Task description: Keep only the lines of the data below that contain "wage", and copy them.

Data:
- - -
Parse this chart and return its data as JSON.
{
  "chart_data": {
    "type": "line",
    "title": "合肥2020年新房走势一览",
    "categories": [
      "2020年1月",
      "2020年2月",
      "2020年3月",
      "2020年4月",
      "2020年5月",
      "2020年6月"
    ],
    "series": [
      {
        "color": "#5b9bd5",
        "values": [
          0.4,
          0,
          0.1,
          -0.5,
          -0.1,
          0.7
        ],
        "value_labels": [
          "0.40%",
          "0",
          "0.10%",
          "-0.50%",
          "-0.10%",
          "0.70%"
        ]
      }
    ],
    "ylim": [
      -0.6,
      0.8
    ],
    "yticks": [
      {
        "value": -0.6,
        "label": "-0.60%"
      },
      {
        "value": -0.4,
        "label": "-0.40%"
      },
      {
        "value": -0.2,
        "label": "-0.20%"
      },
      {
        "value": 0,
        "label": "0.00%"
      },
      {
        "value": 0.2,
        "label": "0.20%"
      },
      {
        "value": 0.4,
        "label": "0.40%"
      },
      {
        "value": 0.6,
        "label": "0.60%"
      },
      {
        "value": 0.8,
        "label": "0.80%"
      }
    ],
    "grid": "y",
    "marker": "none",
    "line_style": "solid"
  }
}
- - -
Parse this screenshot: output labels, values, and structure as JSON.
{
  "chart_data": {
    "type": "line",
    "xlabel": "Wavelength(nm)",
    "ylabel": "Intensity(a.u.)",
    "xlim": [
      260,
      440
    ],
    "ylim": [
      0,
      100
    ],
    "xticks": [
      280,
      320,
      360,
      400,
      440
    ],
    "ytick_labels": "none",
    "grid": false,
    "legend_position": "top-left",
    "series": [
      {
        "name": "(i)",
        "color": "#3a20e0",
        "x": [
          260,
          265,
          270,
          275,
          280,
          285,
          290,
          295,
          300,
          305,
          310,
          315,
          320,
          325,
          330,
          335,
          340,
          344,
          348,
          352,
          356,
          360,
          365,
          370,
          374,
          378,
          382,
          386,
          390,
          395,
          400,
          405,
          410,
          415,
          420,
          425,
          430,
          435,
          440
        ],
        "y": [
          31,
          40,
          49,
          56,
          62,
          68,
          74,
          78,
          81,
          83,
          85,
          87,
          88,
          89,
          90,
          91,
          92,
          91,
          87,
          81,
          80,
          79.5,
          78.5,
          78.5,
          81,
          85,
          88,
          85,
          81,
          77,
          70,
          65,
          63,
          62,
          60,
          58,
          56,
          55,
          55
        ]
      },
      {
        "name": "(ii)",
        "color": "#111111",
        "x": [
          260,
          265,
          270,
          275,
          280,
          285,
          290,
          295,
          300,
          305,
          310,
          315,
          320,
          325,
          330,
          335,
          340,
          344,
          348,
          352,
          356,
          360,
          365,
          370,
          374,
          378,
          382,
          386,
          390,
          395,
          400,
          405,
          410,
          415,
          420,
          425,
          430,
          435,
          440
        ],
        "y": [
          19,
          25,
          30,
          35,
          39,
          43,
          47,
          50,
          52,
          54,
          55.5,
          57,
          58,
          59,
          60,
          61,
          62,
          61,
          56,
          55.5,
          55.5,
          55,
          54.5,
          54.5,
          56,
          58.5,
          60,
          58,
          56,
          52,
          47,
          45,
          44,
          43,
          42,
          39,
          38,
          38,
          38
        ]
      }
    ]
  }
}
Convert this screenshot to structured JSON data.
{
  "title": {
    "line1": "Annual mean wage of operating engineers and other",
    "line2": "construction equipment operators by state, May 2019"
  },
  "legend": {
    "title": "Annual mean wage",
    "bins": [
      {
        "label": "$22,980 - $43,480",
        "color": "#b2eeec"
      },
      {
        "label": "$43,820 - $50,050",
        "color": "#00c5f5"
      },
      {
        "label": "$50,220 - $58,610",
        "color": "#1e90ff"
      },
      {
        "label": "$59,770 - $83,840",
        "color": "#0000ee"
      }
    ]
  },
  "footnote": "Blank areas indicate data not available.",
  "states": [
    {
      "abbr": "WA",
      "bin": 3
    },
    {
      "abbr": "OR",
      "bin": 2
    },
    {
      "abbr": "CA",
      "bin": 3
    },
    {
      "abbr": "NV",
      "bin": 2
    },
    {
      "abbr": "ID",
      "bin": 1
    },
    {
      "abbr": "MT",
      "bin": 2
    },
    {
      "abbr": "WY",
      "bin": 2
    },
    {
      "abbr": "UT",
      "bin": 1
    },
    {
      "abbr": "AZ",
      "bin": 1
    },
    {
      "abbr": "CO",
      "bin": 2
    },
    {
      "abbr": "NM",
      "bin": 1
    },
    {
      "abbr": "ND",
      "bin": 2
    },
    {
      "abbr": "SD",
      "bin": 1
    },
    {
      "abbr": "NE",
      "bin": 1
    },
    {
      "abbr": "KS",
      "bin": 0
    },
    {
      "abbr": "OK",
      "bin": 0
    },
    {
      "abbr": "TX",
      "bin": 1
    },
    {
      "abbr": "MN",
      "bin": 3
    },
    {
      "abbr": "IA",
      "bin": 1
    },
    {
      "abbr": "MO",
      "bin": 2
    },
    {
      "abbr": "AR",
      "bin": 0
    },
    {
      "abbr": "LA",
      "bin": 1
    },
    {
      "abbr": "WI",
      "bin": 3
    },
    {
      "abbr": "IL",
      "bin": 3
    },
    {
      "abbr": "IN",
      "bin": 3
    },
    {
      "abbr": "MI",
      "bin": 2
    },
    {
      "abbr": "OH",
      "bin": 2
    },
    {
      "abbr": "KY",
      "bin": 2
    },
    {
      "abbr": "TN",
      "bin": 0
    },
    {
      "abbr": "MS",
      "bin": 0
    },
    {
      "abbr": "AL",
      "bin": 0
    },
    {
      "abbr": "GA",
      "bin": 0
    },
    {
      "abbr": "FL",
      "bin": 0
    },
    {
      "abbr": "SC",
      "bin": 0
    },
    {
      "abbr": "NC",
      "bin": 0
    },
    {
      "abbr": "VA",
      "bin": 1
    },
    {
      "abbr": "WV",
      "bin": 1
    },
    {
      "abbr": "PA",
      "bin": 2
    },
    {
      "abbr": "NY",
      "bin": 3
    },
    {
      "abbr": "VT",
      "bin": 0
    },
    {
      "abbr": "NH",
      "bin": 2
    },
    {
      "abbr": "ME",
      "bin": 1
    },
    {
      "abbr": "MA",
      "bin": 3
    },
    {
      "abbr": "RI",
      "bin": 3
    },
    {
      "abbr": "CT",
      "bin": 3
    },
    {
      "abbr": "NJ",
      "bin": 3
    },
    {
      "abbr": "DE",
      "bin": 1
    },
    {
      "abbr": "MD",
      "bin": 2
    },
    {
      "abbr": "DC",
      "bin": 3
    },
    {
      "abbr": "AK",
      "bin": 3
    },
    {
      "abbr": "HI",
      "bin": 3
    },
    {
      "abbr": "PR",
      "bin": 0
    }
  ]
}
- - -
Output for this task:
    "line1": "Annual mean wage of operating engineers and other",
    "title": "Annual mean wage",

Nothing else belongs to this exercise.